→ **EXCERPTED TEXT**
# # # # # # #

Cost-of-living impacts Africa's remittance market – Western Union
Africa's remittance inflows and outflows continue to grow with the flourishing fintech sector, but consumers have been hard hit by global cost-of-living increases and are looking to more digital transfer innovations in the future. Those are some of the key takeaways from Western Union's recently published Global Money Transfer Index.
The Africa-specific report documents money transfers in five African nations: Kenya, South Africa, Nigeria, Senegal and Morocco.
The survey asked consumers how, when and why they use international money transfer capabilities today, as well as their expectations for tomorrow.
"We find a majority of Africa's consumers receive money transfers at least once a month (62%), and 59% send funds across borders at the same rate. Perhaps unsurprisingly, the lion's share of consumers who receive funds like to collect money using standalone digital channels (57%). But the same consumers tell us that in future, choice of channels will be key," Mohamed Touhami el Ouazzani, regional VP for Africa at Western Union, wrote in the report's foreword.
Ouazzani said that money transfers "are the beating heart of families and communities" in Africa and the remittance industry is still growing. The continent alone already accounts for 70% of the world's $1 trillion value in mobile money services.
Nearly two-thirds of consumers in the five African countries opt for digital-only transfers now, with 54% committing to the same methods in future.
Despite an already strong take-up of digital remittances, not every consumer is convinced. This mostly comes down to trust with 23% of receivers and 18% of senders expressing doubt about the reliability of online only transfers.
"Meanwhile, the cost-of-living squeeze means consumers are relying more on money transfers. Already, 81% of receivers across the continent are asking senders for bigger sums. A large majority of senders (72%) agree they must transfer more money – but they're also feeling the pinch, since 72% reveal they cannot afford to send receivers as much as they used to," Ouazzani said.
"Money anxieties seem unlikely to abate in the year to come. More than three-quarters of receivers (78%) say they must ask senders for even bigger transfers in 2023, with 76% of senders agreeing," he continued.
"Consumers are driving demand. Seventy-eight percent of receivers would prefer to have money sent directly to a payment card or e-wallet that does not require a bank account. Some 84% of senders want features that help monitor exchange rates in real-time. With such interest and enthusiasm in evidence it's obviously an exciting era for Africa's remittance, and the broader financial services, ecosystem," Ouazzani added.

# # # # # # #

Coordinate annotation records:
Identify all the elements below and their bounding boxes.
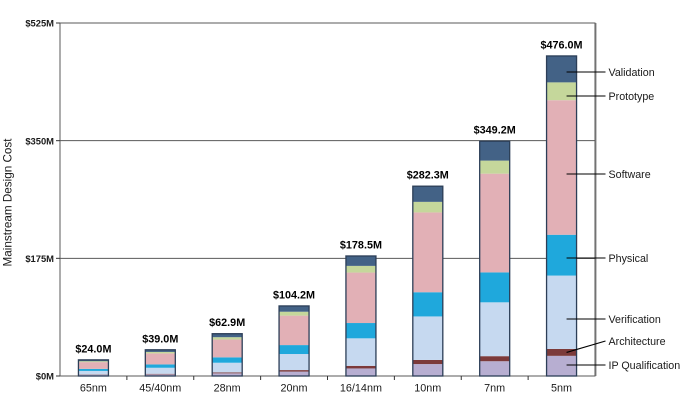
- svg-text:28nm: 28nm: [214, 383, 241, 395]
- svg-text:Verification: Verification: [609, 314, 661, 326]
- svg-text:IP Qualification: IP Qualification: [609, 360, 681, 372]
- svg-text:20nm: 20nm: [281, 383, 308, 395]
- svg-text:65nm: 65nm: [80, 383, 107, 395]
- svg-text:10nm: 10nm: [414, 383, 441, 395]
- svg-text:$175M: $175M: [25, 253, 54, 264]
- svg-text:Software: Software: [609, 169, 651, 181]
- svg-text:Validation: Validation: [609, 67, 655, 79]
- svg-text:$350M: $350M: [25, 135, 54, 146]
- svg-text:$24.0M: $24.0M: [75, 343, 111, 355]
- svg-text:$349.2M: $349.2M: [474, 125, 516, 137]
- svg-text:16/14nm: 16/14nm: [340, 383, 382, 395]
- svg-text:7nm: 7nm: [484, 383, 505, 395]
- svg-text:$282.3M: $282.3M: [407, 170, 449, 182]
- svg-text:$178.5M: $178.5M: [340, 239, 382, 251]
- svg-text:$0M: $0M: [36, 371, 54, 382]
- svg-text:Architecture: Architecture: [609, 336, 666, 348]
- svg-text:$62.9M: $62.9M: [209, 317, 245, 329]
- svg-text:$525M: $525M: [25, 18, 54, 29]
- svg-text:$476.0M: $476.0M: [541, 39, 583, 51]
- svg-text:Prototype: Prototype: [609, 91, 655, 103]
- svg-text:45/40nm: 45/40nm: [139, 383, 181, 395]
- svg-text:$39.0M: $39.0M: [142, 333, 178, 345]
- svg-text:5nm: 5nm: [551, 383, 572, 395]
- svg-text:$104.2M: $104.2M: [273, 289, 315, 301]
- svg-text:Physical: Physical: [609, 253, 649, 265]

# # # # # # #

→ **TO BE DONE**
[A] Render the record lines from the one containing "- svg-text:28nm: 28nm: [214, 383, 241, 395]" down to the one containing "- svg-text:$350M: $350M: [25, 135, 54, 146]", both included, as a JSON list of strings with one string per line.
[B] Write the next part of the article on Africa's remittance market, picking up after its final paragraph.
The article and the records have no connection to each other.

→ **ANSWERS BELOW**
[A]
[
  "- svg-text:28nm: 28nm: [214, 383, 241, 395]",
  "- svg-text:Verification: Verification: [609, 314, 661, 326]",
  "- svg-text:IP Qualification: IP Qualification: [609, 360, 681, 372]",
  "- svg-text:20nm: 20nm: [281, 383, 308, 395]",
  "- svg-text:65nm: 65nm: [80, 383, 107, 395]",
  "- svg-text:10nm: 10nm: [414, 383, 441, 395]",
  "- svg-text:$175M: $175M: [25, 253, 54, 264]",
  "- svg-text:Software: Software: [609, 169, 651, 181]",
  "- svg-text:Validation: Validation: [609, 67, 655, 79]",
  "- svg-text:$350M: $350M: [25, 135, 54, 146]"
]

[B]
In 2022, Nigeria's inbound remittance flows were estimated to be worth $21 billion. This makes the nation the biggest receiving market in Africa, and ninth largest in the world.
The Central Bank of Nigeria has made significant strides in developing the necessary infrastructure for international money transfer services in the Nigerian economy. However, due to the Naira's instability, the Central Bank mandated in December 2021 that all international money transfer flows to cash and accounts be completed in US Dollars.
The Global Money Transfer Index found that receivers are now also incentivized with cashback schemes to use formal transfer channels. Almost two in three consumers collect funds at least once a month, meanwhile, 70% transfer money abroad at the same rate.
"These figures seem set to grow in 2023 as a large majority of receivers (85%) say they need to get more money from senders amid the cost-of-living crisis," the report said.
This rises to 88% of those aged 35 to 44 but drops to 73% of consumers aged 55-plus. Over 80% of senders agree they must transfer bigger sums in the 12 months ahead.
About 70% senders in Nigeria would like a "send now, pay later" function to help them control costs and 26% revealed they increase, reduce or delay forwarding funds depending on the value of the Naira.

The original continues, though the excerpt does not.